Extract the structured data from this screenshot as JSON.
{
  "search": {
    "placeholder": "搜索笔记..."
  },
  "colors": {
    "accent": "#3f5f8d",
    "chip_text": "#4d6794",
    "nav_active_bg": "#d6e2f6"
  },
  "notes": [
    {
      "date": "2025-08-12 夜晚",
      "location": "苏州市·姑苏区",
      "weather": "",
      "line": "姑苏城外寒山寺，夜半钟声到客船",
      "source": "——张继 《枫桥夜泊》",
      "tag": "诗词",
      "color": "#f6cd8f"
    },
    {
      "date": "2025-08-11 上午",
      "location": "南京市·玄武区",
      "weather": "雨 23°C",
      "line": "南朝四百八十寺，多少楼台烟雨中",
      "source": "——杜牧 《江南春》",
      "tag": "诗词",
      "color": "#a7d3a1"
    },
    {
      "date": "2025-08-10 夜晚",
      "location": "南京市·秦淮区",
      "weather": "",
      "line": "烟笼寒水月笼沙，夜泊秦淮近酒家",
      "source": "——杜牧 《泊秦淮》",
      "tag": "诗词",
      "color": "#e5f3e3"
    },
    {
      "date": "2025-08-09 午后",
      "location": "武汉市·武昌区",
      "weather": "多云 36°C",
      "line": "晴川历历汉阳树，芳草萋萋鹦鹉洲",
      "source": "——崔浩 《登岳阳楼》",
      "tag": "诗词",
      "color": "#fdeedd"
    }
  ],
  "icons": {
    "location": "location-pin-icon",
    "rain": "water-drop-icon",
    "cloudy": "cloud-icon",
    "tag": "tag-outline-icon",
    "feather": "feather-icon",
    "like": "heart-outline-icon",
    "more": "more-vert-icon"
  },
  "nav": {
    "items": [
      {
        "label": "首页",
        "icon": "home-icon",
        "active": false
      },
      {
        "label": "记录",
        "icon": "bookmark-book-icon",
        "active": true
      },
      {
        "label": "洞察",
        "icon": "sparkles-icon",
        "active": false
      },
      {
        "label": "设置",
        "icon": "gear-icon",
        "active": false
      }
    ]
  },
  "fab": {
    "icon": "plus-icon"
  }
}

━━━

Objective | From the listing above, copy all lines holding the word "date".

Output for this exercise |
      "date": "2025-08-12 夜晚",
      "date": "2025-08-11 上午",
      "date": "2025-08-10 夜晚",
      "date": "2025-08-09 午后",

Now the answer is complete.